◆ **PROBLEM STATEMENT**: Comb through the entries for "right" and pull out each line that holds it.

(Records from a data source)

● ● ●

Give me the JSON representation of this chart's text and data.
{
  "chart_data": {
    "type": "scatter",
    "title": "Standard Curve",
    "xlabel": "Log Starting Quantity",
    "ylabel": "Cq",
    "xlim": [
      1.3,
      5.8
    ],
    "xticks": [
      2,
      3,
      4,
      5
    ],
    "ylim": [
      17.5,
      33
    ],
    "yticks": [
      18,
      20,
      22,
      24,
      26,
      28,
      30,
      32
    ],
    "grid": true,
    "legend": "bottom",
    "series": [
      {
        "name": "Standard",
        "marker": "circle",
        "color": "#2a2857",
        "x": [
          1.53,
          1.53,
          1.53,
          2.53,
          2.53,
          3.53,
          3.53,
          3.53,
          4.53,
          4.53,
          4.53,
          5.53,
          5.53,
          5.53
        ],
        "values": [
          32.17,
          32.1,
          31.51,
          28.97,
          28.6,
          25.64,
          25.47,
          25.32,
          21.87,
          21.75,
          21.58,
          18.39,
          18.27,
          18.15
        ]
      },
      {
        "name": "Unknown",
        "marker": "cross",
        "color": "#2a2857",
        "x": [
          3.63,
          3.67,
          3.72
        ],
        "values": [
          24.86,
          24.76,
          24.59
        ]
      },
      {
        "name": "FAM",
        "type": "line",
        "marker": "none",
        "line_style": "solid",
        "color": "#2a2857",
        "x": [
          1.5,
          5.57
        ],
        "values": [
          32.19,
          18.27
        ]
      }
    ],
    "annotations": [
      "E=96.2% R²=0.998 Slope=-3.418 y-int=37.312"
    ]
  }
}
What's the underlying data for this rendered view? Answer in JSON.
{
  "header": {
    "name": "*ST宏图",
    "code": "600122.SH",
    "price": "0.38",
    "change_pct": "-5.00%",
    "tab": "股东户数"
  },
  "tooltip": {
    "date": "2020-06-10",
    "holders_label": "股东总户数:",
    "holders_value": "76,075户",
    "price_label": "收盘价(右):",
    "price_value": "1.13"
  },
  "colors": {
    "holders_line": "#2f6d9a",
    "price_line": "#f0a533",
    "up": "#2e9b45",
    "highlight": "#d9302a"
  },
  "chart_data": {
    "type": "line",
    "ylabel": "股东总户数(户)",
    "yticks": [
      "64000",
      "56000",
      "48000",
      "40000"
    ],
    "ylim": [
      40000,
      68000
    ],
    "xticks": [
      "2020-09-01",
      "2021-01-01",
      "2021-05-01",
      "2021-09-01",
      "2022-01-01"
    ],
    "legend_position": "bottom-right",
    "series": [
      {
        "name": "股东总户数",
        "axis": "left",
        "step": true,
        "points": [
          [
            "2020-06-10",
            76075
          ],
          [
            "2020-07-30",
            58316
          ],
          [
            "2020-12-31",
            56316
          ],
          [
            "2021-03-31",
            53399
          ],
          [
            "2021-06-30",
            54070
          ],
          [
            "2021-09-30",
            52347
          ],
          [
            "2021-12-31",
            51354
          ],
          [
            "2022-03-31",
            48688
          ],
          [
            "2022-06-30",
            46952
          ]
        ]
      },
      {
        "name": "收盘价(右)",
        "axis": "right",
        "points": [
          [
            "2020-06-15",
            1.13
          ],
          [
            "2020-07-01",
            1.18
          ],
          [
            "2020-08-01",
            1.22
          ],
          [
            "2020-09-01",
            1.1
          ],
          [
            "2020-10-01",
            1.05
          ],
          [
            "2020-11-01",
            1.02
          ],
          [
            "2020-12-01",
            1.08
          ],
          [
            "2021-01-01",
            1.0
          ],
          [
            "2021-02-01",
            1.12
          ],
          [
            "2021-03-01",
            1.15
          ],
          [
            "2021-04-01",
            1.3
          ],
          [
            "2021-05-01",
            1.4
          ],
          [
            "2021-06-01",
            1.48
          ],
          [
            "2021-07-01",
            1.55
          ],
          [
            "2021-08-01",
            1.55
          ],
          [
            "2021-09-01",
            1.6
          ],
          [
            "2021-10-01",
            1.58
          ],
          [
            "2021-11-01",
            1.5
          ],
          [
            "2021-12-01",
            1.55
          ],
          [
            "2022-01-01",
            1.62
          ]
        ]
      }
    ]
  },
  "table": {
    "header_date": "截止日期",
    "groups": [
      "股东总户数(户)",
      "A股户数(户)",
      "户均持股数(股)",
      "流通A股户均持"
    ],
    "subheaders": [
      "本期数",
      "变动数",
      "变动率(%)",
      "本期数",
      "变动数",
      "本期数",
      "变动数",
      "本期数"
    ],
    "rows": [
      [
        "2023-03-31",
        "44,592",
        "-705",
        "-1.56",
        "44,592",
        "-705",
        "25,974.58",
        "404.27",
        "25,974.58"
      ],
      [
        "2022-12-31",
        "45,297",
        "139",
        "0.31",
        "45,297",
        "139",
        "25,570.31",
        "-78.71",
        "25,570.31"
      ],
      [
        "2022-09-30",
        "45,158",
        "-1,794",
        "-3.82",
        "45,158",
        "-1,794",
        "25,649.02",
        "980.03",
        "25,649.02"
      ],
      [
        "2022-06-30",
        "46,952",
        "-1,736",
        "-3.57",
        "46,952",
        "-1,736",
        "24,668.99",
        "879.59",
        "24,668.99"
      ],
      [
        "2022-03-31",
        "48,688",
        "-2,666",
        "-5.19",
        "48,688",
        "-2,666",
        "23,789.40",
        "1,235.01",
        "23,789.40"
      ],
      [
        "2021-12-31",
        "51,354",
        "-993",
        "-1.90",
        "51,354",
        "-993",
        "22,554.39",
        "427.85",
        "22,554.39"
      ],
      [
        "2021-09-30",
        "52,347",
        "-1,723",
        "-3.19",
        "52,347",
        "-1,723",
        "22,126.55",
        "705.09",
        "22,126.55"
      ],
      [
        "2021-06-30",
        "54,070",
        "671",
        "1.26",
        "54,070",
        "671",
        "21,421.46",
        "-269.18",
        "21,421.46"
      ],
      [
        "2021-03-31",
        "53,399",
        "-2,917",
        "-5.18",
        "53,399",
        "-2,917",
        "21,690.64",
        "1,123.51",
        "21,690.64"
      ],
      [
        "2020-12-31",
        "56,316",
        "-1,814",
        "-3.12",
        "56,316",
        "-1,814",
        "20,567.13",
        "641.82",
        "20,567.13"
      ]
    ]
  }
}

● ● ●

◆ **FULL OUTPUT**:
    "legend_position": "bottom-right",
        "axis": "right",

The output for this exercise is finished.